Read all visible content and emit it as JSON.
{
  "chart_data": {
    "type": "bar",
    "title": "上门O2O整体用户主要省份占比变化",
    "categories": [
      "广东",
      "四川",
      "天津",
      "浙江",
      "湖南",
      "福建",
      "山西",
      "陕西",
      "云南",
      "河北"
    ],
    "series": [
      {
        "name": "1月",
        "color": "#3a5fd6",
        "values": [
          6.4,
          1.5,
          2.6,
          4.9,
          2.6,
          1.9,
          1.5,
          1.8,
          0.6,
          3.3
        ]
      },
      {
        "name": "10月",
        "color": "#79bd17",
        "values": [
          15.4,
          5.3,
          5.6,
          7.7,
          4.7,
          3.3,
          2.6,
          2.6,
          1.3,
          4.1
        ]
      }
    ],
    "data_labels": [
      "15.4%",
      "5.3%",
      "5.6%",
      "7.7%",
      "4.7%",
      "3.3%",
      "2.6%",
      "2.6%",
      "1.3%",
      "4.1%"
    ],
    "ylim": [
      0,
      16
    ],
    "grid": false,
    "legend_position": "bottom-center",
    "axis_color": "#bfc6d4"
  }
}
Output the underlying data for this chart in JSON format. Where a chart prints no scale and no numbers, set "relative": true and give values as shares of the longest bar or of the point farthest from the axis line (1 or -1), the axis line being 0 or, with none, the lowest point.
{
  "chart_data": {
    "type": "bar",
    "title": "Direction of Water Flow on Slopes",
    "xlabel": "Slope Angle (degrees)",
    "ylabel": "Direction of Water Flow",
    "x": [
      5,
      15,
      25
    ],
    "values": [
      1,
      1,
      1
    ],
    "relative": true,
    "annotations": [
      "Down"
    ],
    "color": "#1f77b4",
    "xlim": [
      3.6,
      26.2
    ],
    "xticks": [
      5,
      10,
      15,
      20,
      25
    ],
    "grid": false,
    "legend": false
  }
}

━━━━━━━━━━━━━━━━━━━━━━━━━━━━━━

__INSTRUCTIONS TO FOLLOW__:
In the listing above, find the line containing "Output the underlying" and please quote exactly that line through the last one, and no other lines.

__ANSWER IN FULL__:
Output the underlying data for this chart in JSON format. Where a chart prints no scale and no numbers, set "relative": true and give values as shares of the longest bar or of the point farthest from the axis line (1 or -1), the axis line being 0 or, with none, the lowest point.
{
  "chart_data": {
    "type": "bar",
    "title": "Direction of Water Flow on Slopes",
    "xlabel": "Slope Angle (degrees)",
    "ylabel": "Direction of Water Flow",
    "x": [
      5,
      15,
      25
    ],
    "values": [
      1,
      1,
      1
    ],
    "relative": true,
    "annotations": [
      "Down"
    ],
    "color": "#1f77b4",
    "xlim": [
      3.6,
      26.2
    ],
    "xticks": [
      5,
      10,
      15,
      20,
      25
    ],
    "grid": false,
    "legend": false
  }
}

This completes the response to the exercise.